» **Job**
Filter the lines below, copying only those with the string "page".

» **Data excerpts**

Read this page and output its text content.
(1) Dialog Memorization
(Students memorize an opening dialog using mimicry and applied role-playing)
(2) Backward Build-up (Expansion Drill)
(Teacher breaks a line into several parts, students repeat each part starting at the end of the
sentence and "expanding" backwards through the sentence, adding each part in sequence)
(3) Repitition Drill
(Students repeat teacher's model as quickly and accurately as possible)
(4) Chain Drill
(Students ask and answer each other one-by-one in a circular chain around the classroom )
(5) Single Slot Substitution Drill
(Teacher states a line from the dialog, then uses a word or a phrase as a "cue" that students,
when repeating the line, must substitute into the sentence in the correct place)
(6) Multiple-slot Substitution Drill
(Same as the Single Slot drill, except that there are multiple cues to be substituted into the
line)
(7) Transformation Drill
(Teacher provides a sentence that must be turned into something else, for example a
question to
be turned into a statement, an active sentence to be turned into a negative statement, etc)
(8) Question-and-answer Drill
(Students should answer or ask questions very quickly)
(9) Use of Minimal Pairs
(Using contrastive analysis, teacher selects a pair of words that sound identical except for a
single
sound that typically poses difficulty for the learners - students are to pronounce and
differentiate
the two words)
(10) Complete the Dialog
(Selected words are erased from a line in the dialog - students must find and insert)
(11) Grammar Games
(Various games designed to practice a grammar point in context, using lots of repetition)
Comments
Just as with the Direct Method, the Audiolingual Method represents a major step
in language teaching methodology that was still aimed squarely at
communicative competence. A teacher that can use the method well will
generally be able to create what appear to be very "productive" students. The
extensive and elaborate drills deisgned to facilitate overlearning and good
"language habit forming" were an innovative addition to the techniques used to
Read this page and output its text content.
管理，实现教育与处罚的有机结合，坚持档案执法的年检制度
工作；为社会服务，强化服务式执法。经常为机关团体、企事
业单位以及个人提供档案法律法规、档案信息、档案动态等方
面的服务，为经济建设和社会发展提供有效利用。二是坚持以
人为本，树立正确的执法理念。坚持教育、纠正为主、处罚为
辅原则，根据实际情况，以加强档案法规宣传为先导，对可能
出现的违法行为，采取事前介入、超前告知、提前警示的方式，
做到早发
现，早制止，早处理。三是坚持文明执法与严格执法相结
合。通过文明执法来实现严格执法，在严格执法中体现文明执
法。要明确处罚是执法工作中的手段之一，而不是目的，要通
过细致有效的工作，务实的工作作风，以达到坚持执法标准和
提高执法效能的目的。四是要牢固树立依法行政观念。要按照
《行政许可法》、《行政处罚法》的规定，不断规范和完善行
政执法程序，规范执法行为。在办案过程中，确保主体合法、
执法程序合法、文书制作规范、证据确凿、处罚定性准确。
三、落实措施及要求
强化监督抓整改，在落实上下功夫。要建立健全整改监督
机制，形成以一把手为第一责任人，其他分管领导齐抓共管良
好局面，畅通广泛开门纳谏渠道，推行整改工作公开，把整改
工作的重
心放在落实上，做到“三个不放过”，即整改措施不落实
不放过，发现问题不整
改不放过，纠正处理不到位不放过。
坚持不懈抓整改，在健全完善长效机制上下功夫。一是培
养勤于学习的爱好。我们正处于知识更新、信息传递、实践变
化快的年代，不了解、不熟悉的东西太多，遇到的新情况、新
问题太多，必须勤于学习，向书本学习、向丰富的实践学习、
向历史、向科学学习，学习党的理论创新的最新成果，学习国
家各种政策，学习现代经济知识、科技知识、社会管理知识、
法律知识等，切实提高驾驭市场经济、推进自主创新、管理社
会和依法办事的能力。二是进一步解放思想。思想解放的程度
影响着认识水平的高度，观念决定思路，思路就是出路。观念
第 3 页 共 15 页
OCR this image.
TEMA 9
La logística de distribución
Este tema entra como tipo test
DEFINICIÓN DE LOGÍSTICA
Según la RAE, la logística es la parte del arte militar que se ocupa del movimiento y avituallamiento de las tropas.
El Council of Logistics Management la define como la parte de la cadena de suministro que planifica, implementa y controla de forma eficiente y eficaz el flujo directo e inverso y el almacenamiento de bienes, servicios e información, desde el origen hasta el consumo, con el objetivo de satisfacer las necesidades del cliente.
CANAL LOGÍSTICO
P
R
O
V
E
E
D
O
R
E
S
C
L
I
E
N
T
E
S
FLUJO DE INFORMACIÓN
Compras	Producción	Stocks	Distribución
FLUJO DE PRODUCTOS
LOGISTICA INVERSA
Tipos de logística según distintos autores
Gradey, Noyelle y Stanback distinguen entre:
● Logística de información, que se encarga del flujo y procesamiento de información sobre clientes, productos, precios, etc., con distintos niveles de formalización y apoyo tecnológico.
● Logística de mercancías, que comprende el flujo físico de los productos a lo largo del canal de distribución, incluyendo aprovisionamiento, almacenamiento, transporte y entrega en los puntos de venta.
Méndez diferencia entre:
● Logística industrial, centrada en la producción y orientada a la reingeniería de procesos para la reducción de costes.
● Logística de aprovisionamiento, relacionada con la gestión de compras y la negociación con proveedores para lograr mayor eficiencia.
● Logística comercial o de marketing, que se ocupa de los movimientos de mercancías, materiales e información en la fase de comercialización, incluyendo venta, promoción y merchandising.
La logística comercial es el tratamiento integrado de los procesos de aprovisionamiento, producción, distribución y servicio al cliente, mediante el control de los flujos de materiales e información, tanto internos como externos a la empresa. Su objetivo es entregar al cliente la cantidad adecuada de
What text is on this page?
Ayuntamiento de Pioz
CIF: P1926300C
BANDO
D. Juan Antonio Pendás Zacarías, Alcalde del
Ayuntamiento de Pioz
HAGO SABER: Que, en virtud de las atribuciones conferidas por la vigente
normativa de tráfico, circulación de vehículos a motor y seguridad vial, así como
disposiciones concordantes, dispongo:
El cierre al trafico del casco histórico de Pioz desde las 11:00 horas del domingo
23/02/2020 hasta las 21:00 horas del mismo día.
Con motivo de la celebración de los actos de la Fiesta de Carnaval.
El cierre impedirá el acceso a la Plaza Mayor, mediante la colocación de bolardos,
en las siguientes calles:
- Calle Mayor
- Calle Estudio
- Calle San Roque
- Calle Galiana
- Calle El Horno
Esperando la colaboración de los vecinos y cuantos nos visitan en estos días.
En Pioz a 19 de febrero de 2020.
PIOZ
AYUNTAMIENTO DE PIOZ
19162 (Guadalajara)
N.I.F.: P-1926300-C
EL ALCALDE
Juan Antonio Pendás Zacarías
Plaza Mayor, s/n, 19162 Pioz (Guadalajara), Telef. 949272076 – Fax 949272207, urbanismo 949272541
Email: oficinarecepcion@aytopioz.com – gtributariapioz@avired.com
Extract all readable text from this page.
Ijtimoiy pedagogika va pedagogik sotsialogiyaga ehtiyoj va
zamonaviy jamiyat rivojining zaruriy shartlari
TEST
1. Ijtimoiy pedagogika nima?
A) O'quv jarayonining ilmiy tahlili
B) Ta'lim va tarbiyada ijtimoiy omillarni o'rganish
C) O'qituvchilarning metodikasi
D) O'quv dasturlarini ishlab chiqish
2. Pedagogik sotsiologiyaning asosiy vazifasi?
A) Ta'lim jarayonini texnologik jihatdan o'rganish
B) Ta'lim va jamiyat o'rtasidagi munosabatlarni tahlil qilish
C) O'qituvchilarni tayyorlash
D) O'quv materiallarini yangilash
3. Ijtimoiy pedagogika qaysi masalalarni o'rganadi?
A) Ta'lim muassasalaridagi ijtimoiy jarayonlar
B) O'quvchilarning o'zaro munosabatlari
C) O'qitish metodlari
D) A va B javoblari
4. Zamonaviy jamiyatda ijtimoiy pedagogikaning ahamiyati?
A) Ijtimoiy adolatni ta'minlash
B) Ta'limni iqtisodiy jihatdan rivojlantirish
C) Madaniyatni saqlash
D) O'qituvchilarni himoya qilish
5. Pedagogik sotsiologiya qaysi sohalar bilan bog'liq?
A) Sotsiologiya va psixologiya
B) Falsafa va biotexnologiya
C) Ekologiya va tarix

» **Task solution**
Read this page and output its text content.
Read this page and output its text content.
What text is on this page?
Extract all readable text from this page.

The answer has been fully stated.